*과제 내용:*
데이터의 첫 줄부터 "- nav-sync[interactable]: Sync: [254, 30, 361, 160]"이 들어 있는 줄까지, 양 끝 줄을 포함해 한 글자도 바꾸지 않고 옮겨 적어 줄 수 있나요?

*원본 데이터:*

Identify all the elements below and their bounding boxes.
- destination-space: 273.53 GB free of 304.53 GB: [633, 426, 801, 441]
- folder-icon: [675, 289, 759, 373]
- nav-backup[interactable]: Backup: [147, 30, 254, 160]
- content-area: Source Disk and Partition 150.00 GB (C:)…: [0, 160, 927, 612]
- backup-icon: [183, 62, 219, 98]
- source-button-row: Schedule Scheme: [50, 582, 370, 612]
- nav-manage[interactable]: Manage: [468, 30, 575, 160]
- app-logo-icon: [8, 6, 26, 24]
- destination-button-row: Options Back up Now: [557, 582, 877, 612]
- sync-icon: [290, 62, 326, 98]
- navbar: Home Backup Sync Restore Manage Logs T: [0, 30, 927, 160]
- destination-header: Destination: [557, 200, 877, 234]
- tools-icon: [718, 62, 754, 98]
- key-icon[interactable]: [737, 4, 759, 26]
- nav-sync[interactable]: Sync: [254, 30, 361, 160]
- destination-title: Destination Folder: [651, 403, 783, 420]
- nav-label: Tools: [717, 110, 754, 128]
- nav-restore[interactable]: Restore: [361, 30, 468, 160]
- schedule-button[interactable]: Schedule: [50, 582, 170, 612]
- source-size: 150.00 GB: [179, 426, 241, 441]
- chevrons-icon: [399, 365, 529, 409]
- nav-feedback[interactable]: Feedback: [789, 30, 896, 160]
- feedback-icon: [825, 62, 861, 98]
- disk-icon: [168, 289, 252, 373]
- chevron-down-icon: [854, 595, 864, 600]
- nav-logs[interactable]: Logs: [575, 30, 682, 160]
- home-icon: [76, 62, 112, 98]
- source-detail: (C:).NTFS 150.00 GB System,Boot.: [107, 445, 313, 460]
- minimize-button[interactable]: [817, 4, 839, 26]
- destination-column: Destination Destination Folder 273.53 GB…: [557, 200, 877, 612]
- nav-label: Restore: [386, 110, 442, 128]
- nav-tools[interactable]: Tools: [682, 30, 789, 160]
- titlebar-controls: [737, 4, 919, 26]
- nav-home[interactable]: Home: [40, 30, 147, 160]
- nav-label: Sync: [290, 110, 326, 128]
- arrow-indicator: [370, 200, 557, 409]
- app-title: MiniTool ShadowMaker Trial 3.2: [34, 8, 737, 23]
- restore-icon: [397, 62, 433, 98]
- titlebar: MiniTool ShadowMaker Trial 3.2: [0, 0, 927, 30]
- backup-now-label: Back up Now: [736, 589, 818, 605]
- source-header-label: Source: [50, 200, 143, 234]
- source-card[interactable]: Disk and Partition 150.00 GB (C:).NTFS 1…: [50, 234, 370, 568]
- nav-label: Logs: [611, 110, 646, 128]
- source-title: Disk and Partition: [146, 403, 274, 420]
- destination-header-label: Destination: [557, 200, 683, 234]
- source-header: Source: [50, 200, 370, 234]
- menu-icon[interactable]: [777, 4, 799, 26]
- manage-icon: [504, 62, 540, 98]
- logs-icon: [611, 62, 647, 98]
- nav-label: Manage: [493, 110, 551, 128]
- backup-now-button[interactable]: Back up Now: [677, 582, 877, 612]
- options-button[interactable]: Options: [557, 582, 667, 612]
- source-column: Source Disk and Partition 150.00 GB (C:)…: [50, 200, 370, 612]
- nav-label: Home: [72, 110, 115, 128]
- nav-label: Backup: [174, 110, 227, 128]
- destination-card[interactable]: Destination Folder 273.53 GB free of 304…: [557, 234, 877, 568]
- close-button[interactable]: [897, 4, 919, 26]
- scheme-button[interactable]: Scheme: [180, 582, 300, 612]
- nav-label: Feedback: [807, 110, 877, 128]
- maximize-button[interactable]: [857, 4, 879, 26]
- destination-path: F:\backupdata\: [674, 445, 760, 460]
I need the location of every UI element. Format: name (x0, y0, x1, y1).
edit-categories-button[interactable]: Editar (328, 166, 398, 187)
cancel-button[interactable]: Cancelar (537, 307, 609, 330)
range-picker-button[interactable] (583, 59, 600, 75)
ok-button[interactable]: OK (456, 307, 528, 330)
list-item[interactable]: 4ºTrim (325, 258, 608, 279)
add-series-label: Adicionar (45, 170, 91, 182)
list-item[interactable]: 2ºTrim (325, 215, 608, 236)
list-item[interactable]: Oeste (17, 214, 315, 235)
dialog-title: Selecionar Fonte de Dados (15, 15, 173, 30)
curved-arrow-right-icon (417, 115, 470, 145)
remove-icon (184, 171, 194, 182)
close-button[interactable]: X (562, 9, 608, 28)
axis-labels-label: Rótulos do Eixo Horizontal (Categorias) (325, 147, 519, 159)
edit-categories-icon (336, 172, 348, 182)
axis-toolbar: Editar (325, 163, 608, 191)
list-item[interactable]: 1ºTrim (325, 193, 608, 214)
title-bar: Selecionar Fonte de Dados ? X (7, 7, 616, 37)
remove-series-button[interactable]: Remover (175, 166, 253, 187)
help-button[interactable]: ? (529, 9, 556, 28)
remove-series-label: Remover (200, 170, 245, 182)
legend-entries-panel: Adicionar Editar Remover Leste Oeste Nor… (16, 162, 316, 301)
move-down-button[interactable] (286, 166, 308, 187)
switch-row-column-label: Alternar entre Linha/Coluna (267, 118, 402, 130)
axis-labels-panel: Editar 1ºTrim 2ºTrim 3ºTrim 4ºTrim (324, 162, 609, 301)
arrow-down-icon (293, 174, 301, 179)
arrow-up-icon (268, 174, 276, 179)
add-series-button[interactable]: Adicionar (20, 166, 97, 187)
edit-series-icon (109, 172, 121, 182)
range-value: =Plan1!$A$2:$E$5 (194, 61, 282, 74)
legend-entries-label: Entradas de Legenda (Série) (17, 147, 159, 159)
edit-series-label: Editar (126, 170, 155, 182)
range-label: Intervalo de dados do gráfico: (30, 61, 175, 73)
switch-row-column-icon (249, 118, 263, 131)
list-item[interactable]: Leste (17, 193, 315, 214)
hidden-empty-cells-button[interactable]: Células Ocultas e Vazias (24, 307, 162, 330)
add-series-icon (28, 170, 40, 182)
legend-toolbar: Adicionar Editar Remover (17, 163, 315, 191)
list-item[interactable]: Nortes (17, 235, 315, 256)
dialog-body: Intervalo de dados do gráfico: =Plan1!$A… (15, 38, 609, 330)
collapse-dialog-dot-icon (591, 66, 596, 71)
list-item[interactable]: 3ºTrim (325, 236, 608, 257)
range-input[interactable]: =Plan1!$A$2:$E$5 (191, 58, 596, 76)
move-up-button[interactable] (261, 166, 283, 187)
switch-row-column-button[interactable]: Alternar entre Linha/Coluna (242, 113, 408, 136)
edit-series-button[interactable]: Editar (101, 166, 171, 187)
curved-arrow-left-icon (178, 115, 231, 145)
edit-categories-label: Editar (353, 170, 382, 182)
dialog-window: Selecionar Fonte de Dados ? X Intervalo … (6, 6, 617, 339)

*전체 답변:*
Identify all the elements below and their bounding boxes.
- destination-space: 273.53 GB free of 304.53 GB: [633, 426, 801, 441]
- folder-icon: [675, 289, 759, 373]
- nav-backup[interactable]: Backup: [147, 30, 254, 160]
- content-area: Source Disk and Partition 150.00 GB (C:)…: [0, 160, 927, 612]
- backup-icon: [183, 62, 219, 98]
- source-button-row: Schedule Scheme: [50, 582, 370, 612]
- nav-manage[interactable]: Manage: [468, 30, 575, 160]
- app-logo-icon: [8, 6, 26, 24]
- destination-button-row: Options Back up Now: [557, 582, 877, 612]
- sync-icon: [290, 62, 326, 98]
- navbar: Home Backup Sync Restore Manage Logs T: [0, 30, 927, 160]
- destination-header: Destination: [557, 200, 877, 234]
- tools-icon: [718, 62, 754, 98]
- key-icon[interactable]: [737, 4, 759, 26]
- nav-sync[interactable]: Sync: [254, 30, 361, 160]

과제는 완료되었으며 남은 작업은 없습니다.